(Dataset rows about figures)
******************************

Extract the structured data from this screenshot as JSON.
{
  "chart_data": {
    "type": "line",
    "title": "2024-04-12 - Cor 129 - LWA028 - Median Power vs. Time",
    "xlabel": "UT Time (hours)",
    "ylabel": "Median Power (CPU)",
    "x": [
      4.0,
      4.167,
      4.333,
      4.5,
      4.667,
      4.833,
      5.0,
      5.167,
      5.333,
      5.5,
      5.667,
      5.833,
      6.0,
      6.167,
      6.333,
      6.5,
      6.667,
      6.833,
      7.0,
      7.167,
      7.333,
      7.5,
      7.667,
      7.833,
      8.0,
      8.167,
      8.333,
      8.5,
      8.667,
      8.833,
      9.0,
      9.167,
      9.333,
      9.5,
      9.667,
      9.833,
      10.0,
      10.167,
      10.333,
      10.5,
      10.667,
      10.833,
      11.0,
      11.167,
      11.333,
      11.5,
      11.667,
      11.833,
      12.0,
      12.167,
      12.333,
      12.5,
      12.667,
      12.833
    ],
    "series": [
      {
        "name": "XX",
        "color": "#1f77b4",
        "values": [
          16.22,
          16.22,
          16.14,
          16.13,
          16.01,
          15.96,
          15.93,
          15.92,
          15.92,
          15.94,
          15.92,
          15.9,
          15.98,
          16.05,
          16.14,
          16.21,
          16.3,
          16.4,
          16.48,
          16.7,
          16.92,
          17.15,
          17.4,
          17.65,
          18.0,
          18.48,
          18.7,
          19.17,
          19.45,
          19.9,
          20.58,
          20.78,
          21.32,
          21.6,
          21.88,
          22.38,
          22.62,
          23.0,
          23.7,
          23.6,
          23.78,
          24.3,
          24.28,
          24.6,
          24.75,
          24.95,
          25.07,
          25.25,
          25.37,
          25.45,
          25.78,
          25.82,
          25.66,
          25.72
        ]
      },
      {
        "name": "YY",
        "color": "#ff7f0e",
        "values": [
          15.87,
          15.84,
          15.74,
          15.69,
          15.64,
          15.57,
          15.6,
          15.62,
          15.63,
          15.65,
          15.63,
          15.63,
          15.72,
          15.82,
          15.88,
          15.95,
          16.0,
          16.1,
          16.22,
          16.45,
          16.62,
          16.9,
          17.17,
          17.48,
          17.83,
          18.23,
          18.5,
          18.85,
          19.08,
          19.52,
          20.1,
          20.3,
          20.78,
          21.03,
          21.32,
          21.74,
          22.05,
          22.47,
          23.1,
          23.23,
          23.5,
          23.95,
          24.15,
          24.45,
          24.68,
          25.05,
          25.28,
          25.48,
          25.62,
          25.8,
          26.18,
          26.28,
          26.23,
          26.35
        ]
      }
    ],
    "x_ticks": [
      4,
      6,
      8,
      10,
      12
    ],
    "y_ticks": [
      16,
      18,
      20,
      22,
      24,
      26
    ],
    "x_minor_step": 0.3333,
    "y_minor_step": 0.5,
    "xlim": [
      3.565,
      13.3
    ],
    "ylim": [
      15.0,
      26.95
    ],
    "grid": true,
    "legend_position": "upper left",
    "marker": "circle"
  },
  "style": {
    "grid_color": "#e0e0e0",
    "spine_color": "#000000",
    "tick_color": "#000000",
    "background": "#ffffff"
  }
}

******************************

## Directions
Quote all the records exactly, please, leaving none out.

## Answer to the exercise
Extract the structured data from this screenshot as JSON.
{
  "chart_data": {
    "type": "line",
    "title": "2024-04-12 - Cor 129 - LWA028 - Median Power vs. Time",
    "xlabel": "UT Time (hours)",
    "ylabel": "Median Power (CPU)",
    "x": [
      4.0,
      4.167,
      4.333,
      4.5,
      4.667,
      4.833,
      5.0,
      5.167,
      5.333,
      5.5,
      5.667,
      5.833,
      6.0,
      6.167,
      6.333,
      6.5,
      6.667,
      6.833,
      7.0,
      7.167,
      7.333,
      7.5,
      7.667,
      7.833,
      8.0,
      8.167,
      8.333,
      8.5,
      8.667,
      8.833,
      9.0,
      9.167,
      9.333,
      9.5,
      9.667,
      9.833,
      10.0,
      10.167,
      10.333,
      10.5,
      10.667,
      10.833,
      11.0,
      11.167,
      11.333,
      11.5,
      11.667,
      11.833,
      12.0,
      12.167,
      12.333,
      12.5,
      12.667,
      12.833
    ],
    "series": [
      {
        "name": "XX",
        "color": "#1f77b4",
        "values": [
          16.22,
          16.22,
          16.14,
          16.13,
          16.01,
          15.96,
          15.93,
          15.92,
          15.92,
          15.94,
          15.92,
          15.9,
          15.98,
          16.05,
          16.14,
          16.21,
          16.3,
          16.4,
          16.48,
          16.7,
          16.92,
          17.15,
          17.4,
          17.65,
          18.0,
          18.48,
          18.7,
          19.17,
          19.45,
          19.9,
          20.58,
          20.78,
          21.32,
          21.6,
          21.88,
          22.38,
          22.62,
          23.0,
          23.7,
          23.6,
          23.78,
          24.3,
          24.28,
          24.6,
          24.75,
          24.95,
          25.07,
          25.25,
          25.37,
          25.45,
          25.78,
          25.82,
          25.66,
          25.72
        ]
      },
      {
        "name": "YY",
        "color": "#ff7f0e",
        "values": [
          15.87,
          15.84,
          15.74,
          15.69,
          15.64,
          15.57,
          15.6,
          15.62,
          15.63,
          15.65,
          15.63,
          15.63,
          15.72,
          15.82,
          15.88,
          15.95,
          16.0,
          16.1,
          16.22,
          16.45,
          16.62,
          16.9,
          17.17,
          17.48,
          17.83,
          18.23,
          18.5,
          18.85,
          19.08,
          19.52,
          20.1,
          20.3,
          20.78,
          21.03,
          21.32,
          21.74,
          22.05,
          22.47,
          23.1,
          23.23,
          23.5,
          23.95,
          24.15,
          24.45,
          24.68,
          25.05,
          25.28,
          25.48,
          25.62,
          25.8,
          26.18,
          26.28,
          26.23,
          26.35
        ]
      }
    ],
    "x_ticks": [
      4,
      6,
      8,
      10,
      12
    ],
    "y_ticks": [
      16,
      18,
      20,
      22,
      24,
      26
    ],
    "x_minor_step": 0.3333,
    "y_minor_step": 0.5,
    "xlim": [
      3.565,
      13.3
    ],
    "ylim": [
      15.0,
      26.95
    ],
    "grid": true,
    "legend_position": "upper left",
    "marker": "circle"
  },
  "style": {
    "grid_color": "#e0e0e0",
    "spine_color": "#000000",
    "tick_color": "#000000",
    "background": "#ffffff"
  }
}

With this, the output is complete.